**THE EXERCISE**.
Check every line of the entries for "pickup", and copy the lines that hold it.
- - - -
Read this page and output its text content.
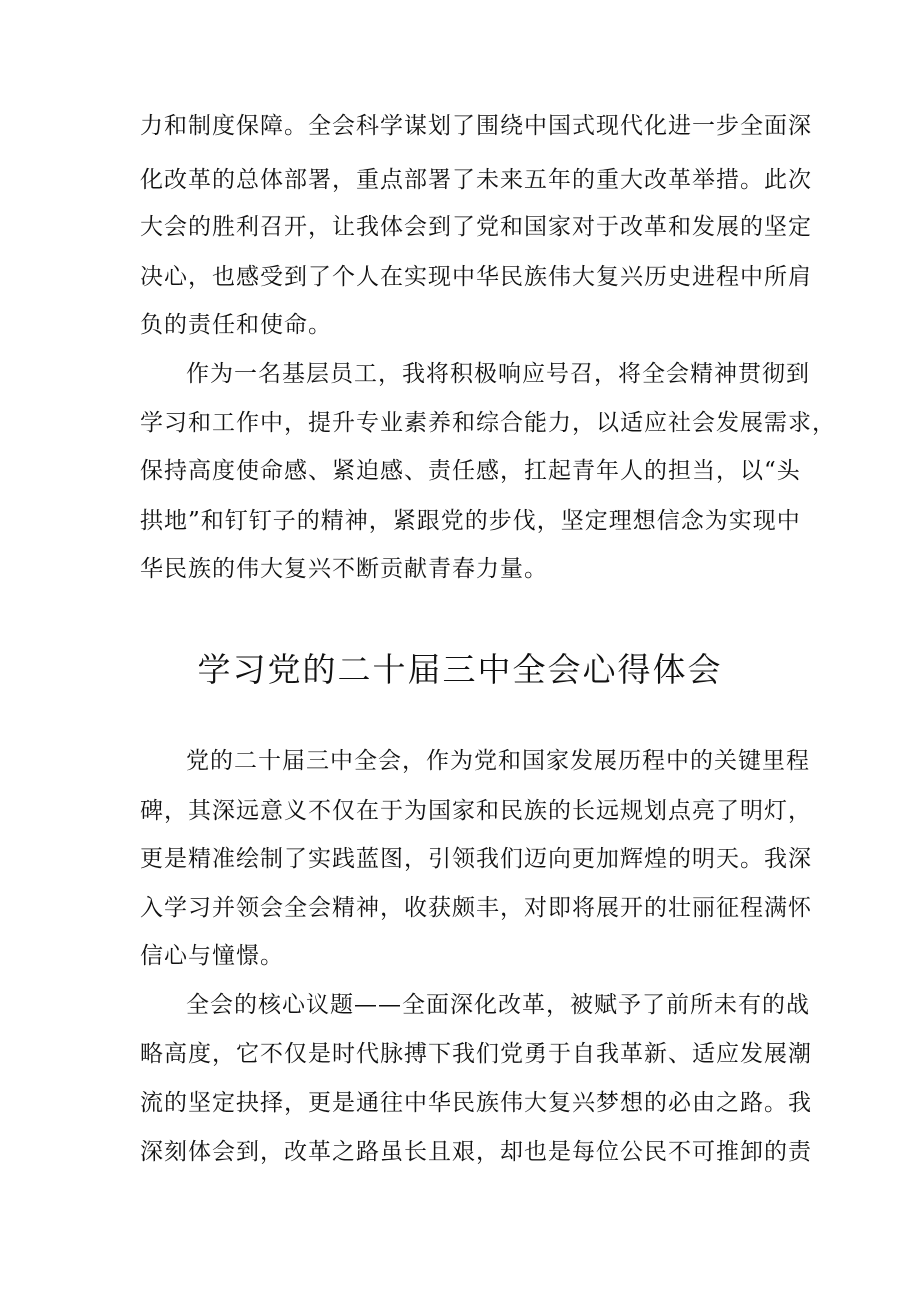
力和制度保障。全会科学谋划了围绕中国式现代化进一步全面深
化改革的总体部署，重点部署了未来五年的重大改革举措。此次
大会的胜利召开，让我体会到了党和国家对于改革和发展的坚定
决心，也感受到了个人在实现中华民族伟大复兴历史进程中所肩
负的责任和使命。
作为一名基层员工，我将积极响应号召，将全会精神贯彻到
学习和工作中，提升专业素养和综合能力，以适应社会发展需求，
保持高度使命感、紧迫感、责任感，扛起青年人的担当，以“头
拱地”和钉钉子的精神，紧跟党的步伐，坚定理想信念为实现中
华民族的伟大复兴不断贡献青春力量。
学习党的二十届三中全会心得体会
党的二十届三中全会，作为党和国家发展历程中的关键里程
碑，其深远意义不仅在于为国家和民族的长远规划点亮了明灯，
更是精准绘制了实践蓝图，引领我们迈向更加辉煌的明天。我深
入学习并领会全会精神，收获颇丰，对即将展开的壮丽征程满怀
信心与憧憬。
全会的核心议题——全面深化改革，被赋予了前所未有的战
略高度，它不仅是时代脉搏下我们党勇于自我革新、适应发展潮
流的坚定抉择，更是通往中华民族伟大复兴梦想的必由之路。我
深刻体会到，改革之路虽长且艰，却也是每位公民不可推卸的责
- - - -
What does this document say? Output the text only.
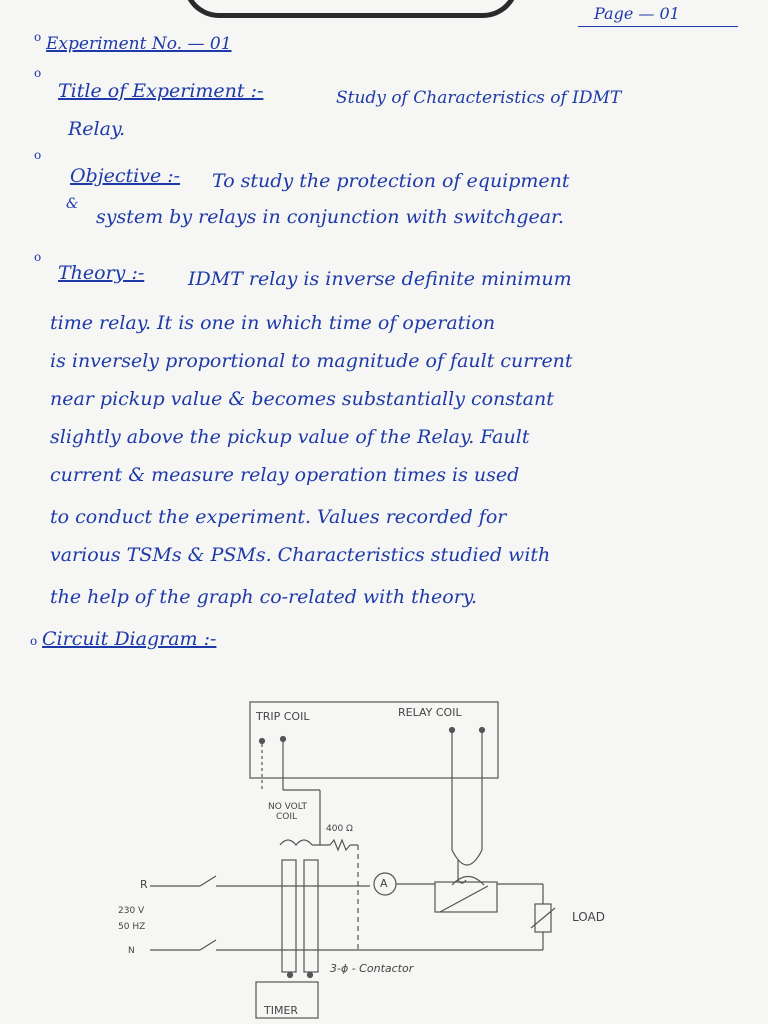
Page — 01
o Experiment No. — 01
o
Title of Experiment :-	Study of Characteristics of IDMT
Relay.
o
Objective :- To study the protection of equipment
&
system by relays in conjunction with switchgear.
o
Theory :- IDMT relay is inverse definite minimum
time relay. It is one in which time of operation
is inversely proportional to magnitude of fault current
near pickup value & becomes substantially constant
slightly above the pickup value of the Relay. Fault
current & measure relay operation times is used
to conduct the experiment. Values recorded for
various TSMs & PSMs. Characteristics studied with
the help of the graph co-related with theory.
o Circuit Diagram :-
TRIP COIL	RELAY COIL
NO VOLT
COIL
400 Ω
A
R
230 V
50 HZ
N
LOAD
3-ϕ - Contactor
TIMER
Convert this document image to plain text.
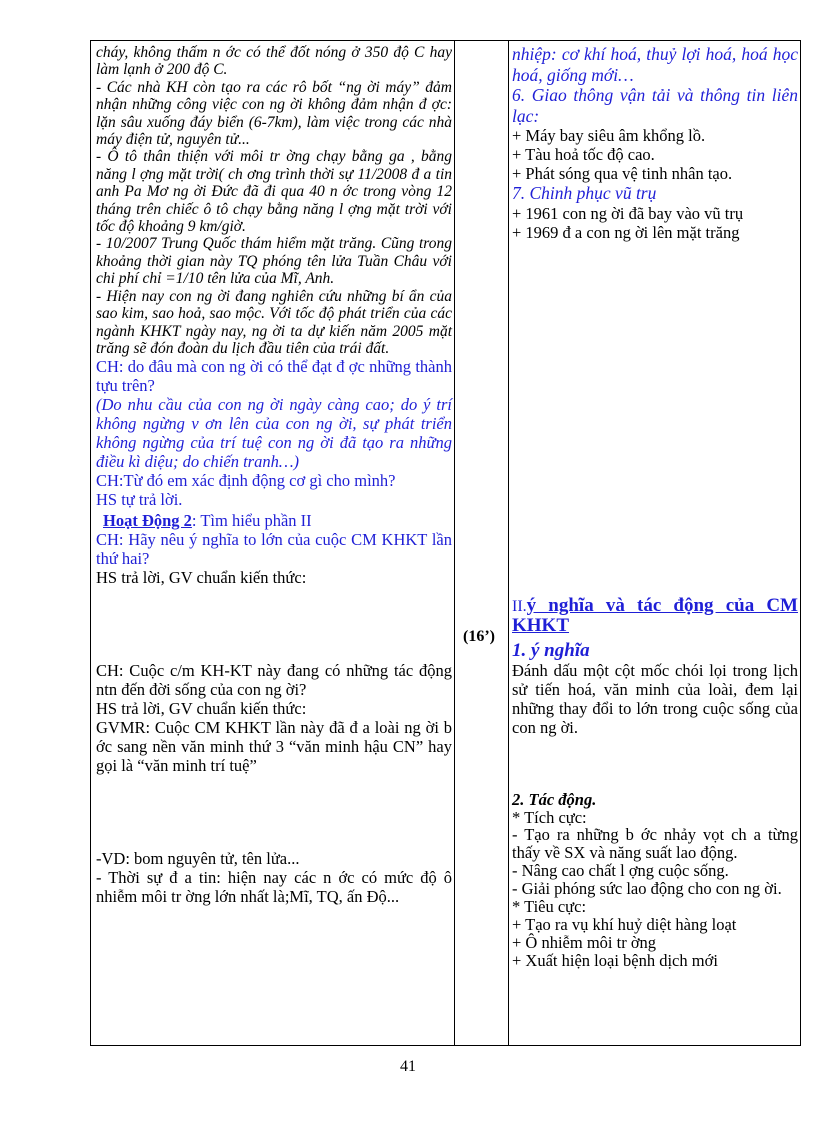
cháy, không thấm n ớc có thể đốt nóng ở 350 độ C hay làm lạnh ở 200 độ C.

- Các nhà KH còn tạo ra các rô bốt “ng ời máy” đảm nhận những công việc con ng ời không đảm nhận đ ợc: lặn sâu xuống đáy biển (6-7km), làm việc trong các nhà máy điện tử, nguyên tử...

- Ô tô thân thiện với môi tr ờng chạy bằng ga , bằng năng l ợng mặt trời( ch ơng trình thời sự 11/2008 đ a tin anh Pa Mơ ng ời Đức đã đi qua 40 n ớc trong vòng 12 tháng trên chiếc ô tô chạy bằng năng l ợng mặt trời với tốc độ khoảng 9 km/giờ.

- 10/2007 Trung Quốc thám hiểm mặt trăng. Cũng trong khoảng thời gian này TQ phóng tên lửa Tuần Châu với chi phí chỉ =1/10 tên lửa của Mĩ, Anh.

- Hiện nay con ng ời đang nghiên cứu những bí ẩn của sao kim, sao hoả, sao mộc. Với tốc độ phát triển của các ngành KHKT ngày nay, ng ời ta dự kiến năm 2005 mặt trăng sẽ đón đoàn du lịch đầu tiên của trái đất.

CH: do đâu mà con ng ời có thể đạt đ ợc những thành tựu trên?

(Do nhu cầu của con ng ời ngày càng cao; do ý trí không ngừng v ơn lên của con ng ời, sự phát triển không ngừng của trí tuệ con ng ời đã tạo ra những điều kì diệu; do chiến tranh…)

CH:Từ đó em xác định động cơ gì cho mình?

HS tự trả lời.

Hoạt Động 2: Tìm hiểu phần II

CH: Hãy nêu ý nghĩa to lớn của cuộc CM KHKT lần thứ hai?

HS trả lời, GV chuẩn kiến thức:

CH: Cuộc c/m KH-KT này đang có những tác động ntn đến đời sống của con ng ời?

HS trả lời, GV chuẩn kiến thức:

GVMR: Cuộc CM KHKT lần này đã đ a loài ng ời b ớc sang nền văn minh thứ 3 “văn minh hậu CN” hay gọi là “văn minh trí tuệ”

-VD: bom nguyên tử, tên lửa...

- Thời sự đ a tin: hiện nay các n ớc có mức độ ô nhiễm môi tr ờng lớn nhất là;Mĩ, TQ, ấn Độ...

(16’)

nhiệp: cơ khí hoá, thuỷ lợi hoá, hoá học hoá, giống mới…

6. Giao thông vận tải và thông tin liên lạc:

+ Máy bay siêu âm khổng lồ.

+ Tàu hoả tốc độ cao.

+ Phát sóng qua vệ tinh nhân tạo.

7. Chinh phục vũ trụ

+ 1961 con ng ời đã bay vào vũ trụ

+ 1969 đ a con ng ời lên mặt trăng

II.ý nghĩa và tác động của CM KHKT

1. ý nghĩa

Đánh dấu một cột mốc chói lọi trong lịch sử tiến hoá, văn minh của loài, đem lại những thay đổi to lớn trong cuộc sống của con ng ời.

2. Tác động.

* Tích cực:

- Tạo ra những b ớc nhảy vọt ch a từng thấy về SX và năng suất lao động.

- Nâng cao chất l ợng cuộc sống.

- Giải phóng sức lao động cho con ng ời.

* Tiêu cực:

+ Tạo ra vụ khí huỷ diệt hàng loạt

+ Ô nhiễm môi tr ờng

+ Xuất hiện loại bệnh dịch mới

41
- - - -
**ANSWER FOR THIS EXERCISE**.
near pickup value & becomes substantially constant
slightly above the pickup value of the Relay. Fault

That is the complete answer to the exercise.